# Data entries start
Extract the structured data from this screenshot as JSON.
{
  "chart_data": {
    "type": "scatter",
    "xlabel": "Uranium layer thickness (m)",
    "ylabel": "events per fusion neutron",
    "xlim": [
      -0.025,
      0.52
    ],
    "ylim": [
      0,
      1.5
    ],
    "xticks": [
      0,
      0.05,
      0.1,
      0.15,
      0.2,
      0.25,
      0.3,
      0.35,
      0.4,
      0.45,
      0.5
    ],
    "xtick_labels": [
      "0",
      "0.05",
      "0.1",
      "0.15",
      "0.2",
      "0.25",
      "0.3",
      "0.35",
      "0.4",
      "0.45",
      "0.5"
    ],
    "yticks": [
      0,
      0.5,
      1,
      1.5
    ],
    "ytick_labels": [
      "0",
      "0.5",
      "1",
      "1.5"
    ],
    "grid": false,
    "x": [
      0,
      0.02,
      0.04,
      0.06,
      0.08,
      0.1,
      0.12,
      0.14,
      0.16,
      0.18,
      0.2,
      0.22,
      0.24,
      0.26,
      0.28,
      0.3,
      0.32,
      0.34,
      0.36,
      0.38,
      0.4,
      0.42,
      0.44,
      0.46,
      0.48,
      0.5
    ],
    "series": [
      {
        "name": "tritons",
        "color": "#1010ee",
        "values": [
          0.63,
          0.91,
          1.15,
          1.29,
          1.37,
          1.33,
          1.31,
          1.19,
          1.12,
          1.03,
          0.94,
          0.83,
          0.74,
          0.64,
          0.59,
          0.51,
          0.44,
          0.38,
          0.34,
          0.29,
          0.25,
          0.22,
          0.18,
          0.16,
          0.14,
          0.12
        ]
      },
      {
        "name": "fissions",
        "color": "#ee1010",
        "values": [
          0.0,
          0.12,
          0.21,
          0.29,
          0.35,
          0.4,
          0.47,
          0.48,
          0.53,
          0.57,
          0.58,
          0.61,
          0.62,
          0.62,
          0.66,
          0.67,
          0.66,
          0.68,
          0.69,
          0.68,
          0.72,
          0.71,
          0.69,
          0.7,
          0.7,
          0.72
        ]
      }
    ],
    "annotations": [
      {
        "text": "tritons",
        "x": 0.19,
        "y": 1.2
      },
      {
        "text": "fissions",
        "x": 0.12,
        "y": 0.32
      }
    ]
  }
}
# Data entries end
Set down the material above again, word for word.

Extract the structured data from this screenshot as JSON.
{
  "chart_data": {
    "type": "scatter",
    "xlabel": "Uranium layer thickness (m)",
    "ylabel": "events per fusion neutron",
    "xlim": [
      -0.025,
      0.52
    ],
    "ylim": [
      0,
      1.5
    ],
    "xticks": [
      0,
      0.05,
      0.1,
      0.15,
      0.2,
      0.25,
      0.3,
      0.35,
      0.4,
      0.45,
      0.5
    ],
    "xtick_labels": [
      "0",
      "0.05",
      "0.1",
      "0.15",
      "0.2",
      "0.25",
      "0.3",
      "0.35",
      "0.4",
      "0.45",
      "0.5"
    ],
    "yticks": [
      0,
      0.5,
      1,
      1.5
    ],
    "ytick_labels": [
      "0",
      "0.5",
      "1",
      "1.5"
    ],
    "grid": false,
    "x": [
      0,
      0.02,
      0.04,
      0.06,
      0.08,
      0.1,
      0.12,
      0.14,
      0.16,
      0.18,
      0.2,
      0.22,
      0.24,
      0.26,
      0.28,
      0.3,
      0.32,
      0.34,
      0.36,
      0.38,
      0.4,
      0.42,
      0.44,
      0.46,
      0.48,
      0.5
    ],
    "series": [
      {
        "name": "tritons",
        "color": "#1010ee",
        "values": [
          0.63,
          0.91,
          1.15,
          1.29,
          1.37,
          1.33,
          1.31,
          1.19,
          1.12,
          1.03,
          0.94,
          0.83,
          0.74,
          0.64,
          0.59,
          0.51,
          0.44,
          0.38,
          0.34,
          0.29,
          0.25,
          0.22,
          0.18,
          0.16,
          0.14,
          0.12
        ]
      },
      {
        "name": "fissions",
        "color": "#ee1010",
        "values": [
          0.0,
          0.12,
          0.21,
          0.29,
          0.35,
          0.4,
          0.47,
          0.48,
          0.53,
          0.57,
          0.58,
          0.61,
          0.62,
          0.62,
          0.66,
          0.67,
          0.66,
          0.68,
          0.69,
          0.68,
          0.72,
          0.71,
          0.69,
          0.7,
          0.7,
          0.72
        ]
      }
    ],
    "annotations": [
      {
        "text": "tritons",
        "x": 0.19,
        "y": 1.2
      },
      {
        "text": "fissions",
        "x": 0.12,
        "y": 0.32
      }
    ]
  }
}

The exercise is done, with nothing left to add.